━━━━━ Textabschnitt ━━━━━

Wobei die Klasse "LoggerSoapHandler" die Ausgabe übernimmt. Aber wenn ich nicht einen WebService erzeuge, sondern mich bereits in ihm befinde, wie komme ich an die SOAP Nachricht?

PS: Leider versteh ich nicht wahnsinnig viel von WebServices also eventuell drücke ich mich hier etwas unglücklich aus... Sorry.


----------



## oldshoe (1. Jun 2012)

Wieso braucht man dafür 2 webservices? Der erste Webservice muss doch auch eine SOAP-Nachricht bekommen und interpretieren um zu funktionieren. Diese müsste man sich irgendwie mal als Roh-Daten-Stream...also XML-Stream ausgeben lassen.

━━━━━ Gegebene Informationen ━━━━━

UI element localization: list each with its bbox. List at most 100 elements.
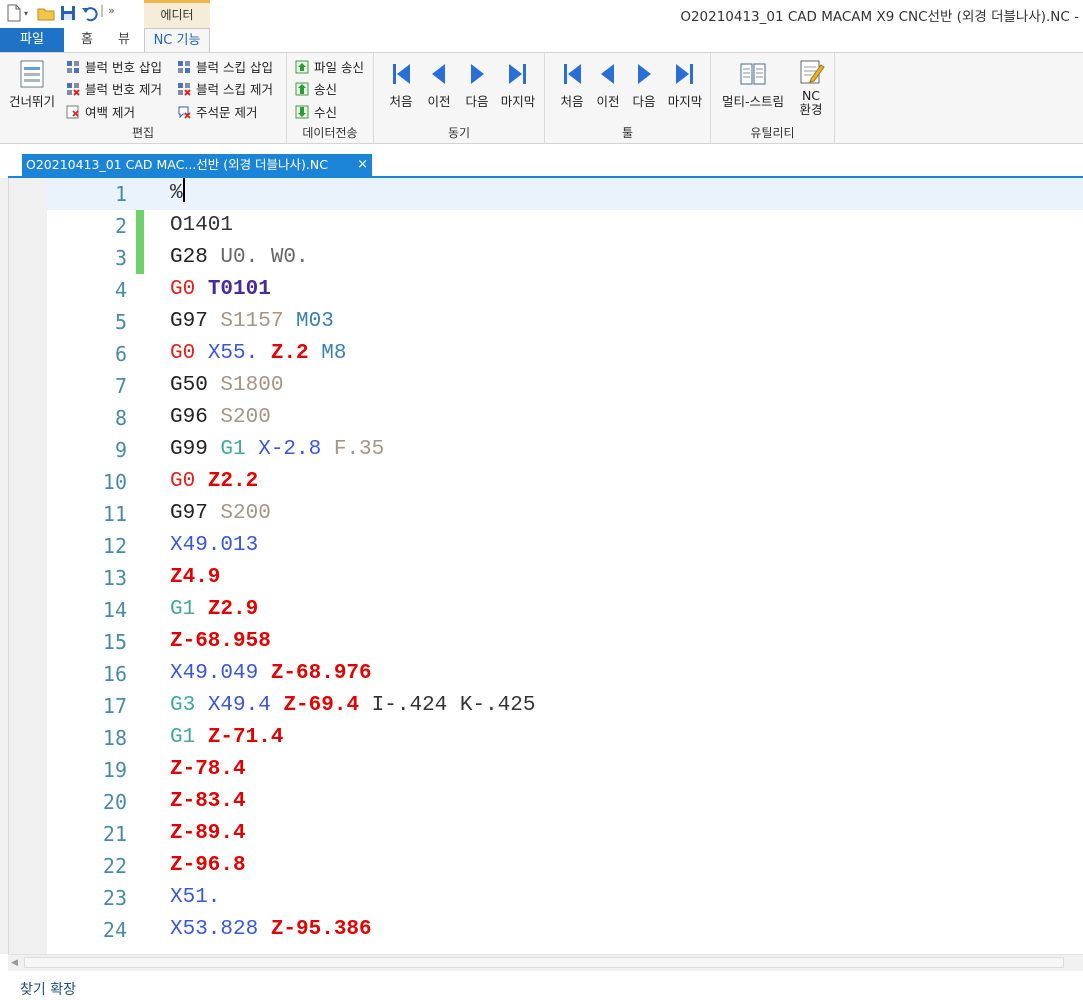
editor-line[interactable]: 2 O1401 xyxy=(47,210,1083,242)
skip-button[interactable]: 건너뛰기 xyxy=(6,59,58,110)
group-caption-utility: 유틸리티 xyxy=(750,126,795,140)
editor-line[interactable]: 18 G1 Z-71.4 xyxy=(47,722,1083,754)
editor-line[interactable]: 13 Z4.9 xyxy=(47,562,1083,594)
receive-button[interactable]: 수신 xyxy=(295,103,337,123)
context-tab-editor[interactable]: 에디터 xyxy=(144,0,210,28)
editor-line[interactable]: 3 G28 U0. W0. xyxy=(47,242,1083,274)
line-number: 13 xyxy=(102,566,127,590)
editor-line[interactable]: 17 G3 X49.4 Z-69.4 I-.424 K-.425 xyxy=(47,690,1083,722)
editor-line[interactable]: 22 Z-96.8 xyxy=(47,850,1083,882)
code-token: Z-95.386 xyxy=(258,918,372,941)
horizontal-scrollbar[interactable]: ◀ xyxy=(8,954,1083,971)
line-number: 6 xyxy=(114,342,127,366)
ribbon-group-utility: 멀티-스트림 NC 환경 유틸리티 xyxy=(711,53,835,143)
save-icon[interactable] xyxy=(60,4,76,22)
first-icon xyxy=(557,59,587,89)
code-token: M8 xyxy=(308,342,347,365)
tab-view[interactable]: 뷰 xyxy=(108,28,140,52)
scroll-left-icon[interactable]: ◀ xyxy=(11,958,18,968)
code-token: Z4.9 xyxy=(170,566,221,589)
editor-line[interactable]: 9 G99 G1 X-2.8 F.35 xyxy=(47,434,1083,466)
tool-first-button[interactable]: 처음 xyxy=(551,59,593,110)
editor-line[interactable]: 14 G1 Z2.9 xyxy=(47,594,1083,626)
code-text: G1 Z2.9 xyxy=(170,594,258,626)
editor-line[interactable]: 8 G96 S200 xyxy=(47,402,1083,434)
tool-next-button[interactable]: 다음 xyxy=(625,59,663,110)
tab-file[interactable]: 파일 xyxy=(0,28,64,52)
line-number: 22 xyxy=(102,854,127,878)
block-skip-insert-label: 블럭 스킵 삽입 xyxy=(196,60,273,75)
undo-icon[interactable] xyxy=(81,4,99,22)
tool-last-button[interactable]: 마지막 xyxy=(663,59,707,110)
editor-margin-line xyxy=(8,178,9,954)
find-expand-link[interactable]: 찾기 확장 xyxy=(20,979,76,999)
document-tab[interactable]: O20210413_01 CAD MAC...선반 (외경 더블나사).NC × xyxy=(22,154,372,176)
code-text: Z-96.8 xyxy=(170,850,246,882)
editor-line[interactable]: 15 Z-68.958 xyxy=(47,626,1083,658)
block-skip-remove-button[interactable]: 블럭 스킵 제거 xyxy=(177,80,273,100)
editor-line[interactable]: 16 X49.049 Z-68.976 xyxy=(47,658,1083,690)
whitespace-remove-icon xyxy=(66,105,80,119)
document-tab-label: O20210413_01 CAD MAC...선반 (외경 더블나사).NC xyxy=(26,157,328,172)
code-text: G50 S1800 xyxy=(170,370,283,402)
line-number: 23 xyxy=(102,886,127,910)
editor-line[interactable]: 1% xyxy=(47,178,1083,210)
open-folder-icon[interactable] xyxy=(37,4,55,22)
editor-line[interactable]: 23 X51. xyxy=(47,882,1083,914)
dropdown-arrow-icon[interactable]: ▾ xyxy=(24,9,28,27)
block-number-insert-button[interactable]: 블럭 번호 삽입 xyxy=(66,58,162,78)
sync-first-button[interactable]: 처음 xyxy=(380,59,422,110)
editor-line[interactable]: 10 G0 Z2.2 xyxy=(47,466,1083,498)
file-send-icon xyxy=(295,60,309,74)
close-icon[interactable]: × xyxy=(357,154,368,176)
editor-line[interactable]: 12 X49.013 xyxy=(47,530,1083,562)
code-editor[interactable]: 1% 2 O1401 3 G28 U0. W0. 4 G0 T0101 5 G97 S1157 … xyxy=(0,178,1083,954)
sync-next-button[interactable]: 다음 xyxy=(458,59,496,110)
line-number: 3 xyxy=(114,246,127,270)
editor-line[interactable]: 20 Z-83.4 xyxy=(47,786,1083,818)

━━━━━

#### Anforderung
Kannst du die Forendiskussion über das Auslesen von SOAP-Nachrichten nach ihrem letzten Satz aufgreifen und weiterschreiben?

#### Erwartete Ausgabe
Das wäre so meine erste Idee zu dem Thema.


----------



## mvitz (1. Jun 2012)

Prinzipiell ist es schon nicht mehr so einfach, an die "wirklichen" Daten zu kommen, da die meisten SOAP Frameworks ja genau den Weg von SOAP-Nachricht zu Objekt kapseln.

Hilfreich wäre es vor allem, wenn du uns mitteilen würdest, welches SOAP Framework du überhaupt nutzt.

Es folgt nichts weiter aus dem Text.